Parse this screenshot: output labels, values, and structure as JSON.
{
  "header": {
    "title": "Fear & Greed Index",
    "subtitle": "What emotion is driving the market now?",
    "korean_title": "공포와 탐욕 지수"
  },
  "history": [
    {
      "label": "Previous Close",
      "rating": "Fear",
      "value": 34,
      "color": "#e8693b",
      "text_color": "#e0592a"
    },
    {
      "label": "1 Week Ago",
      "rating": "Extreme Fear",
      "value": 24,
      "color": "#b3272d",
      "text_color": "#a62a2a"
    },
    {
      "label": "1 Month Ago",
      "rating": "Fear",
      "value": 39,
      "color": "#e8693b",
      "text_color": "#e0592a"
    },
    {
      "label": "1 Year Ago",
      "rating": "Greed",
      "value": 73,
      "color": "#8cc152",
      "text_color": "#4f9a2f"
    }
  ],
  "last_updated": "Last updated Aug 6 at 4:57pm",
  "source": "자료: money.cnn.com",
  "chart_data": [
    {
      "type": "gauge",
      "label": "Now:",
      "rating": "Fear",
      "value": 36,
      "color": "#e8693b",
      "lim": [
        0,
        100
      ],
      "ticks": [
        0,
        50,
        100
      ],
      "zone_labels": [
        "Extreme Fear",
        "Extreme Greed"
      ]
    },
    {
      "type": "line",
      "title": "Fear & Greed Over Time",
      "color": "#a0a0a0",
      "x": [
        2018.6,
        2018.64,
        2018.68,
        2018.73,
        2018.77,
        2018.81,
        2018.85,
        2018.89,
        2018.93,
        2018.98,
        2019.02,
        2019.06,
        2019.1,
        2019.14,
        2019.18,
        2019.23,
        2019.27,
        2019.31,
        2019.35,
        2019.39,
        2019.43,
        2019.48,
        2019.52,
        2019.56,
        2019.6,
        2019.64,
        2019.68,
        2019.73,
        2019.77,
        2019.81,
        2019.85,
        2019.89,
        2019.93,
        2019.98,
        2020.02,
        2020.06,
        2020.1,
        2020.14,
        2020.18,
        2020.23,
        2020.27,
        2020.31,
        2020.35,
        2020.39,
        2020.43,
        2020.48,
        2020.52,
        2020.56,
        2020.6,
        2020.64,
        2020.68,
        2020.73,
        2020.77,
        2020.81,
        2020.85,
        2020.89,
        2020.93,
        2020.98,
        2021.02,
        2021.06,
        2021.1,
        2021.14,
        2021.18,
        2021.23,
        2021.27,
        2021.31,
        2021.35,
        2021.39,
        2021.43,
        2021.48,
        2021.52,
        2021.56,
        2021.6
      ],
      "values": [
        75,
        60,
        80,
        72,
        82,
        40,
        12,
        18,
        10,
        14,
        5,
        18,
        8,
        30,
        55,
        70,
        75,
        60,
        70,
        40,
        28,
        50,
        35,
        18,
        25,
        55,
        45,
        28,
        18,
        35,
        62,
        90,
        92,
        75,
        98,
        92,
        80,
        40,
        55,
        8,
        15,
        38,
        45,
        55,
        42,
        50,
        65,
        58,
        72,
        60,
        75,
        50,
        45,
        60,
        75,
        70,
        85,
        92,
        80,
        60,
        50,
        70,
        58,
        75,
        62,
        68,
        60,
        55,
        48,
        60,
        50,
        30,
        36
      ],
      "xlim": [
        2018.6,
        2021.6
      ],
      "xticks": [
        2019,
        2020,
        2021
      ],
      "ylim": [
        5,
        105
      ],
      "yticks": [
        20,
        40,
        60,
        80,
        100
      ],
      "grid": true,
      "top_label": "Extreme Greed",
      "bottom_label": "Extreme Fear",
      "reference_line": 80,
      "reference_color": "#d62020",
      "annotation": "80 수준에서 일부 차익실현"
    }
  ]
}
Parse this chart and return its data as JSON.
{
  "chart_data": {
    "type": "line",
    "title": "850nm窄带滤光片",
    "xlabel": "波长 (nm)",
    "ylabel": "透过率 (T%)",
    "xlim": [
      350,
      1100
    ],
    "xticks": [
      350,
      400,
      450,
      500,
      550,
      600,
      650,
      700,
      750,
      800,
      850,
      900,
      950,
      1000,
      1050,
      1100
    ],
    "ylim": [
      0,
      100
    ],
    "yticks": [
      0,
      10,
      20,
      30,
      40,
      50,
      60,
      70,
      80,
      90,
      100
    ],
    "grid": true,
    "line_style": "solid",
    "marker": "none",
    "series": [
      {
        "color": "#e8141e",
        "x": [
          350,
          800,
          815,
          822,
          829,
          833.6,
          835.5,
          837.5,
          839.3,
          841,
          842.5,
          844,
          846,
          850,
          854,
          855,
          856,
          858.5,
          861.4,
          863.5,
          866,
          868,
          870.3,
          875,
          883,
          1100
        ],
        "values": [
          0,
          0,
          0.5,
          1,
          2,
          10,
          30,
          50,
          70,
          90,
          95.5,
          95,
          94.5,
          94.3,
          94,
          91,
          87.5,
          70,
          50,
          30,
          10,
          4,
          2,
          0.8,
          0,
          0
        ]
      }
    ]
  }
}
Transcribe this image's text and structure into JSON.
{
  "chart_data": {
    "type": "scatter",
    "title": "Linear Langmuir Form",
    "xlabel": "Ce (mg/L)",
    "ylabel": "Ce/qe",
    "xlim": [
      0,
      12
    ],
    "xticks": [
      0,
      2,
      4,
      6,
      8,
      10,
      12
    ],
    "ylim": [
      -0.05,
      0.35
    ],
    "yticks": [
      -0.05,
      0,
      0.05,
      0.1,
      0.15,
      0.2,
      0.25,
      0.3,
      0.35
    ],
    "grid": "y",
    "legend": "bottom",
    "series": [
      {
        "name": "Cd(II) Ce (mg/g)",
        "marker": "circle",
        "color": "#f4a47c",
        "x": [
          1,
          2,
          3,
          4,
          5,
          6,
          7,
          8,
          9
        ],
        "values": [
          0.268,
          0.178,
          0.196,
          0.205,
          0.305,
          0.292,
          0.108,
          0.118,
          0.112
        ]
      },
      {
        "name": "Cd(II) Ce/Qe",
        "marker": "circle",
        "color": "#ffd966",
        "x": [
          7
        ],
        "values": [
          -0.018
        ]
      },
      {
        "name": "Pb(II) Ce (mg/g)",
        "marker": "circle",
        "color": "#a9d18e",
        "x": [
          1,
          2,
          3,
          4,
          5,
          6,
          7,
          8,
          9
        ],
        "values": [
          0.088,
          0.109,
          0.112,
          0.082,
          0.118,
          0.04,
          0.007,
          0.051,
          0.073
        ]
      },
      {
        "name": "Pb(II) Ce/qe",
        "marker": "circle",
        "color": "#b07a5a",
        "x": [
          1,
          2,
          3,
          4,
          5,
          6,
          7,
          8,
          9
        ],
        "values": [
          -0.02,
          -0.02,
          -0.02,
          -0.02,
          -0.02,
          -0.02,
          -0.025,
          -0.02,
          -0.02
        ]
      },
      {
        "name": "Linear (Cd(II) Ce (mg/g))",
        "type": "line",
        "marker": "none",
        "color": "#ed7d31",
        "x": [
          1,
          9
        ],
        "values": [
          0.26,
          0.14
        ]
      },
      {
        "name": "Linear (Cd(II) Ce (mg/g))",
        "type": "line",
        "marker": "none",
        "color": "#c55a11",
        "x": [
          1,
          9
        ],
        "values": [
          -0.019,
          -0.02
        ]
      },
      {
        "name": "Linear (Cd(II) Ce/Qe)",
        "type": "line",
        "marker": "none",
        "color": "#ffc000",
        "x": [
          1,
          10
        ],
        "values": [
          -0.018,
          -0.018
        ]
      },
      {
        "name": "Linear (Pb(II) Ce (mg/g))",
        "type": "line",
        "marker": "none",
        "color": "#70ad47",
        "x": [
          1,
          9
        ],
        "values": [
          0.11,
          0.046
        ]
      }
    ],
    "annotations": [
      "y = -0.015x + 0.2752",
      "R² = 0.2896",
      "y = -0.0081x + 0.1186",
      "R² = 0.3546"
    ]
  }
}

JOB →
Identify each line holding the string "Linear", and copy it out.

RESULT OF THE TASK →
    "title": "Linear Langmuir Form",
        "name": "Linear (Cd(II) Ce (mg/g))",
        "name": "Linear (Cd(II) Ce (mg/g))",
        "name": "Linear (Cd(II) Ce/Qe)",
        "name": "Linear (Pb(II) Ce (mg/g))",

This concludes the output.